**PROVIDED INFORMATION:**
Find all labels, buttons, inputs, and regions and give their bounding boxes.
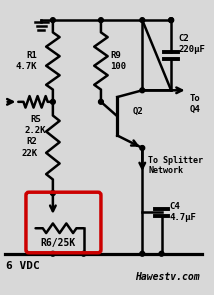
- Circle shape: [51, 99, 55, 104]
- Text: C2
220μF: C2 220μF: [179, 34, 206, 54]
- Circle shape: [51, 191, 55, 196]
- Circle shape: [140, 88, 145, 93]
- Text: R6/25K: R6/25K: [40, 238, 75, 248]
- Circle shape: [169, 18, 174, 22]
- Circle shape: [81, 251, 86, 256]
- Circle shape: [51, 18, 55, 22]
- Text: R1
4.7K: R1 4.7K: [16, 51, 37, 71]
- Circle shape: [140, 145, 145, 150]
- Circle shape: [98, 18, 103, 22]
- Text: R9
100: R9 100: [111, 51, 127, 71]
- Text: To Splitter
Network: To Splitter Network: [148, 156, 203, 176]
- Circle shape: [140, 251, 145, 256]
- Text: C4
4.7μF: C4 4.7μF: [169, 202, 196, 222]
- Text: R2
22K: R2 22K: [21, 137, 37, 158]
- Circle shape: [159, 251, 164, 256]
- Circle shape: [98, 99, 103, 104]
- Circle shape: [140, 18, 145, 22]
- Text: 6 VDC: 6 VDC: [6, 261, 40, 271]
- Text: R5
2.2K: R5 2.2K: [25, 115, 46, 135]
- Circle shape: [169, 18, 174, 22]
- Text: To
Q4: To Q4: [189, 94, 200, 114]
- Text: Q2: Q2: [133, 107, 143, 116]
- Circle shape: [51, 251, 55, 256]
- Text: Hawestv.com: Hawestv.com: [135, 272, 200, 282]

**WHAT IS NEEDED:**
Copy every line of the data above word for word, but leave out the picture.

**WRITTEN REPLY:**
Find all labels, buttons, inputs, and regions and give their bounding boxes.
- Circle shape: [51, 99, 55, 104]
- Text: C2
220μF: C2 220μF: [179, 34, 206, 54]
- Circle shape: [51, 191, 55, 196]
- Circle shape: [140, 88, 145, 93]
- Text: R6/25K: R6/25K: [40, 238, 75, 248]
- Circle shape: [169, 18, 174, 22]
- Circle shape: [81, 251, 86, 256]
- Circle shape: [51, 18, 55, 22]
- Text: R1
4.7K: R1 4.7K: [16, 51, 37, 71]
- Circle shape: [140, 145, 145, 150]
- Circle shape: [98, 18, 103, 22]
- Text: R9
100: R9 100: [111, 51, 127, 71]
- Text: To Splitter
Network: To Splitter Network: [148, 156, 203, 176]
- Circle shape: [140, 251, 145, 256]
- Text: C4
4.7μF: C4 4.7μF: [169, 202, 196, 222]
- Text: R2
22K: R2 22K: [21, 137, 37, 158]
- Circle shape: [159, 251, 164, 256]
- Circle shape: [98, 99, 103, 104]
- Circle shape: [140, 18, 145, 22]
- Text: 6 VDC: 6 VDC: [6, 261, 40, 271]
- Text: R5
2.2K: R5 2.2K: [25, 115, 46, 135]
- Circle shape: [169, 18, 174, 22]
- Text: To
Q4: To Q4: [189, 94, 200, 114]
- Text: Q2: Q2: [133, 107, 143, 116]
- Circle shape: [51, 251, 55, 256]
- Text: Hawestv.com: Hawestv.com: [135, 272, 200, 282]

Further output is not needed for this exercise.